— Task instructions —
Copy each line of the entries beneath that contains the word "this".

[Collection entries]
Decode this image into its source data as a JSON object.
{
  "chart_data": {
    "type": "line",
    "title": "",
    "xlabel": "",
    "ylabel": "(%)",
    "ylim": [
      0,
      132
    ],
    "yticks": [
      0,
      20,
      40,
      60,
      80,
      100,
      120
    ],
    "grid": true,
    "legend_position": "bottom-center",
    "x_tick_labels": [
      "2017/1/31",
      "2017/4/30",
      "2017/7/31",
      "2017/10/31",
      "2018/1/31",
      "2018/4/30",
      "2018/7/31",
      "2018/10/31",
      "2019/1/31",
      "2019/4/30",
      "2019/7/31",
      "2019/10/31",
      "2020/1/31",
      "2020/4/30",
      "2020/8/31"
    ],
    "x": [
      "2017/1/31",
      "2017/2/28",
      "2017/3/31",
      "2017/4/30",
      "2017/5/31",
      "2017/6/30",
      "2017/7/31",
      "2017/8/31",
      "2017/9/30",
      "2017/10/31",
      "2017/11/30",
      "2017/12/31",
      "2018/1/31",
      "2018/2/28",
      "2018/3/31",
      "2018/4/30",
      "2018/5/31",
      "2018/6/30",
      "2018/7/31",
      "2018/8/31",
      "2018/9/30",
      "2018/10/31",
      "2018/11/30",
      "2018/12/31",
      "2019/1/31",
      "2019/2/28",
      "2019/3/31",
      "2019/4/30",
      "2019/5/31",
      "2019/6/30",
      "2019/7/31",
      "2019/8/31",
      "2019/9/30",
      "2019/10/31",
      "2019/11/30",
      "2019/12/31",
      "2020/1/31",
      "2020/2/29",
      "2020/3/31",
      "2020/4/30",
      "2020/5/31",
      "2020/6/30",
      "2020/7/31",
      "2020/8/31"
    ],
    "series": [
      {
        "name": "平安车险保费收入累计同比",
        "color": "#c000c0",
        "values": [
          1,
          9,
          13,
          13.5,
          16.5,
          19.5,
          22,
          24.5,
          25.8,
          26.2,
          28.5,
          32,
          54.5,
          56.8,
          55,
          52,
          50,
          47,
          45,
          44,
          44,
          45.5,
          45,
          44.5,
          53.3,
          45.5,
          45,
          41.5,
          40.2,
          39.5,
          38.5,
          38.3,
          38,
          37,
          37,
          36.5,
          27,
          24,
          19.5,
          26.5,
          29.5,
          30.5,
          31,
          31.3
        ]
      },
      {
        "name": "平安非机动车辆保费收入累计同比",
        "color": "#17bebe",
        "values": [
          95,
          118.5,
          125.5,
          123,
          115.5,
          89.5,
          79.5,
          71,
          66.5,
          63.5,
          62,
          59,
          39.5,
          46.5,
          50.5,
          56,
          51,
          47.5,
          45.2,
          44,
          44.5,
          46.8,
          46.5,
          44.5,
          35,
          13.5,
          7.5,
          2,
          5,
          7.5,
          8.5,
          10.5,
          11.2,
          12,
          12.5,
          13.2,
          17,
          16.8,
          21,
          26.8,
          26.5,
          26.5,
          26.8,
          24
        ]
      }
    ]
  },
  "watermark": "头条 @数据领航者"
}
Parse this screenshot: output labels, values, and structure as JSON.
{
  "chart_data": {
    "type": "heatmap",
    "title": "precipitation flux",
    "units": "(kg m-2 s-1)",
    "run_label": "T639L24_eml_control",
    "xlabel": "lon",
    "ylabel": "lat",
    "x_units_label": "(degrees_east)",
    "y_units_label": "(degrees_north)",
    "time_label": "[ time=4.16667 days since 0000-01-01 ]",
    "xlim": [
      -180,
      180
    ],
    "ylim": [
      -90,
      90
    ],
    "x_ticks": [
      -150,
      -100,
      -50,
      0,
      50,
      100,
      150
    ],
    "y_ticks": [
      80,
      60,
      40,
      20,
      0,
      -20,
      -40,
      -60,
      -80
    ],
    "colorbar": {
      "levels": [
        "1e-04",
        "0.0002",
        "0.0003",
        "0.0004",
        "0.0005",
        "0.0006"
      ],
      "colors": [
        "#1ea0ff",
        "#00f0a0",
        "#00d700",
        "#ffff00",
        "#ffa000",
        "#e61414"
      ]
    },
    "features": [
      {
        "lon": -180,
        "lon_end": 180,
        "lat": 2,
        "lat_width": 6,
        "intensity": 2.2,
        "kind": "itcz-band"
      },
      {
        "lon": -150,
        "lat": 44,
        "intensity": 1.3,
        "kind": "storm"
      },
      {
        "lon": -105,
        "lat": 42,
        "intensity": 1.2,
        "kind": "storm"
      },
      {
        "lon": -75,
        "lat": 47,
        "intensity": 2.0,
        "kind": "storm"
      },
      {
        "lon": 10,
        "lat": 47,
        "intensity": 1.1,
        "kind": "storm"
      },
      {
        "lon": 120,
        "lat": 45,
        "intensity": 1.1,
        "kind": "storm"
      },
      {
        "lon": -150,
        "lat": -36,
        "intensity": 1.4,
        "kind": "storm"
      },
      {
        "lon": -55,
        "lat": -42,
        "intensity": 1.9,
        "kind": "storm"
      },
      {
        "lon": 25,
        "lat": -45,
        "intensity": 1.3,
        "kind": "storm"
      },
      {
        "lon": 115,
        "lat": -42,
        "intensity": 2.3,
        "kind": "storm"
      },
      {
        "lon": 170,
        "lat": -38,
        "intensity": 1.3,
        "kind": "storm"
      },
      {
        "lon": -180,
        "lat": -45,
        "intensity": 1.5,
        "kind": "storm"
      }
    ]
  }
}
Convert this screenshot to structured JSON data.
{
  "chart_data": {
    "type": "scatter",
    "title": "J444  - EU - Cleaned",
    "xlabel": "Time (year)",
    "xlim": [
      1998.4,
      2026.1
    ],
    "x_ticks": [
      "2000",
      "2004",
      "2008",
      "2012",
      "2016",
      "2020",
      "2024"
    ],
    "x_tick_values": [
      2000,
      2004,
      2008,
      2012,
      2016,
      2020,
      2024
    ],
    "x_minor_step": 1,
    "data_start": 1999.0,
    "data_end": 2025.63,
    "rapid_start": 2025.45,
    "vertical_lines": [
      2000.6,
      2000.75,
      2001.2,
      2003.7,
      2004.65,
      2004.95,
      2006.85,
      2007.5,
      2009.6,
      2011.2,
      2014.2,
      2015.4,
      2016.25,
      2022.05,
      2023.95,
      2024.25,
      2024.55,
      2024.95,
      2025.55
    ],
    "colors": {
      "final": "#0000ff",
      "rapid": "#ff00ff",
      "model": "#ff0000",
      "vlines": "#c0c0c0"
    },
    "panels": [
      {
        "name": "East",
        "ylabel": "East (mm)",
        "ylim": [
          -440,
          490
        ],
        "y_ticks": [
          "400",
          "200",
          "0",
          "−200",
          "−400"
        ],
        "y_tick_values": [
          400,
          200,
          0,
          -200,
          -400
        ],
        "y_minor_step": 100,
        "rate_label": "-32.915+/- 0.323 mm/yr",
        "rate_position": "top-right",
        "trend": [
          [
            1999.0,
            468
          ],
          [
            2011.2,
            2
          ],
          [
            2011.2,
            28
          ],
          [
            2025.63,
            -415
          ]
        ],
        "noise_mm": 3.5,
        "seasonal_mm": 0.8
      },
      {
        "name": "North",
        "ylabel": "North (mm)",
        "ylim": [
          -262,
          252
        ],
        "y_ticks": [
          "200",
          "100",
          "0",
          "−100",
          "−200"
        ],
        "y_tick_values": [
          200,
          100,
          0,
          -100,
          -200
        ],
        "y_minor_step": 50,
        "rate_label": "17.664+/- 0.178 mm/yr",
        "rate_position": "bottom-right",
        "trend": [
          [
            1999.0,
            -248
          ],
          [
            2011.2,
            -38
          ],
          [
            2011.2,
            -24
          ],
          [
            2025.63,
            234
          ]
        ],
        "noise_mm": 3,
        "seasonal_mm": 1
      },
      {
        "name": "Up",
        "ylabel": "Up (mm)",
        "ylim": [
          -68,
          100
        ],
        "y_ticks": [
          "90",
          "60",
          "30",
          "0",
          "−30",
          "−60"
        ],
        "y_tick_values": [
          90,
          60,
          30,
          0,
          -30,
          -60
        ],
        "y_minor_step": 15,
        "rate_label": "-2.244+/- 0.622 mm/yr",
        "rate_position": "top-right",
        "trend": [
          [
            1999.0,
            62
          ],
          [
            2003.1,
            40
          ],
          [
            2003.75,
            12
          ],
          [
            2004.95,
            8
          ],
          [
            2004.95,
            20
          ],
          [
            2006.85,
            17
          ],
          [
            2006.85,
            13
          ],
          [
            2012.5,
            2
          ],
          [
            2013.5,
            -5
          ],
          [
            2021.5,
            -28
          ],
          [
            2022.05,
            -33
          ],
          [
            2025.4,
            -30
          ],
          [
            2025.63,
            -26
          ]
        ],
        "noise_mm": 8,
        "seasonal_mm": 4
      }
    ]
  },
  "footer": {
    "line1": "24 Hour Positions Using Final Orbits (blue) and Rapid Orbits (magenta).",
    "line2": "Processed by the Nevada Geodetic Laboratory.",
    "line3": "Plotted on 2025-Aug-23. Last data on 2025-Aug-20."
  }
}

— Result of the exercise —
Decode this image into its source data as a JSON object.
Parse this screenshot: output labels, values, and structure as JSON.
Convert this screenshot to structured JSON data.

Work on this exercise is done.